§ Task brief
Give an exact transcription of every line, dropping the images.

§ Extracted records
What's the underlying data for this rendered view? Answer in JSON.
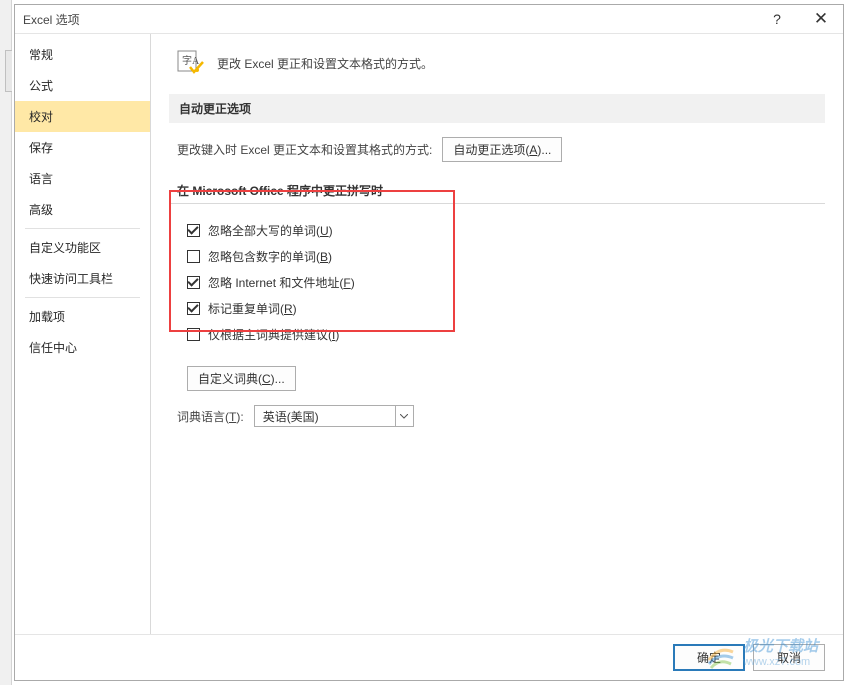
{
  "titlebar": {
    "title": "Excel 选项",
    "help_glyph": "?",
    "close_glyph": "✕"
  },
  "sidebar": {
    "items": [
      {
        "label": "常规",
        "selected": false
      },
      {
        "label": "公式",
        "selected": false
      },
      {
        "label": "校对",
        "selected": true
      },
      {
        "label": "保存",
        "selected": false
      },
      {
        "label": "语言",
        "selected": false
      },
      {
        "label": "高级",
        "selected": false
      }
    ],
    "items2": [
      {
        "label": "自定义功能区"
      },
      {
        "label": "快速访问工具栏"
      }
    ],
    "items3": [
      {
        "label": "加载项"
      },
      {
        "label": "信任中心"
      }
    ]
  },
  "header": {
    "text": "更改 Excel 更正和设置文本格式的方式。"
  },
  "section_autocorrect": {
    "title": "自动更正选项",
    "label": "更改键入时 Excel 更正文本和设置其格式的方式:",
    "button": "自动更正选项(A)..."
  },
  "section_spelling": {
    "title": "在 Microsoft Office 程序中更正拼写时",
    "checks": [
      {
        "label_pre": "忽略全部大写的单词(",
        "accel": "U",
        "label_post": ")",
        "checked": true
      },
      {
        "label_pre": "忽略包含数字的单词(",
        "accel": "B",
        "label_post": ")",
        "checked": false
      },
      {
        "label_pre": "忽略 Internet 和文件地址(",
        "accel": "F",
        "label_post": ")",
        "checked": true
      },
      {
        "label_pre": "标记重复单词(",
        "accel": "R",
        "label_post": ")",
        "checked": true
      },
      {
        "label_pre": "仅根据主词典提供建议(",
        "accel": "I",
        "label_post": ")",
        "checked": false
      }
    ],
    "custom_dict_button": "自定义词典(C)...",
    "lang_label": "词典语言(T):",
    "lang_value": "英语(美国)"
  },
  "footer": {
    "ok": "确定",
    "cancel": "取消"
  },
  "watermark": {
    "line1": "极光下载站",
    "line2": "www.xz7.com"
  }
}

§ Final answer
What's the underlying data for this rendered view? Answer in JSON.
{
  "titlebar": {
    "title": "Excel 选项",
    "help_glyph": "?",
    "close_glyph": "✕"
  },
  "sidebar": {
    "items": [
      {
        "label": "常规",
        "selected": false
      },
      {
        "label": "公式",
        "selected": false
      },
      {
        "label": "校对",
        "selected": true
      },
      {
        "label": "保存",
        "selected": false
      },
      {
        "label": "语言",
        "selected": false
      },
      {
        "label": "高级",
        "selected": false
      }
    ],
    "items2": [
      {
        "label": "自定义功能区"
      },
      {
        "label": "快速访问工具栏"
      }
    ],
    "items3": [
      {
        "label": "加载项"
      },
      {
        "label": "信任中心"
      }
    ]
  },
  "header": {
    "text": "更改 Excel 更正和设置文本格式的方式。"
  },
  "section_autocorrect": {
    "title": "自动更正选项",
    "label": "更改键入时 Excel 更正文本和设置其格式的方式:",
    "button": "自动更正选项(A)..."
  },
  "section_spelling": {
    "title": "在 Microsoft Office 程序中更正拼写时",
    "checks": [
      {
        "label_pre": "忽略全部大写的单词(",
        "accel": "U",
        "label_post": ")",
        "checked": true
      },
      {
        "label_pre": "忽略包含数字的单词(",
        "accel": "B",
        "label_post": ")",
        "checked": false
      },
      {
        "label_pre": "忽略 Internet 和文件地址(",
        "accel": "F",
        "label_post": ")",
        "checked": true
      },
      {
        "label_pre": "标记重复单词(",
        "accel": "R",
        "label_post": ")",
        "checked": true
      },
      {
        "label_pre": "仅根据主词典提供建议(",
        "accel": "I",
        "label_post": ")",
        "checked": false
      }
    ],
    "custom_dict_button": "自定义词典(C)...",
    "lang_label": "词典语言(T):",
    "lang_value": "英语(美国)"
  },
  "footer": {
    "ok": "确定",
    "cancel": "取消"
  },
  "watermark": {
    "line1": "极光下载站",
    "line2": "www.xz7.com"
  }
}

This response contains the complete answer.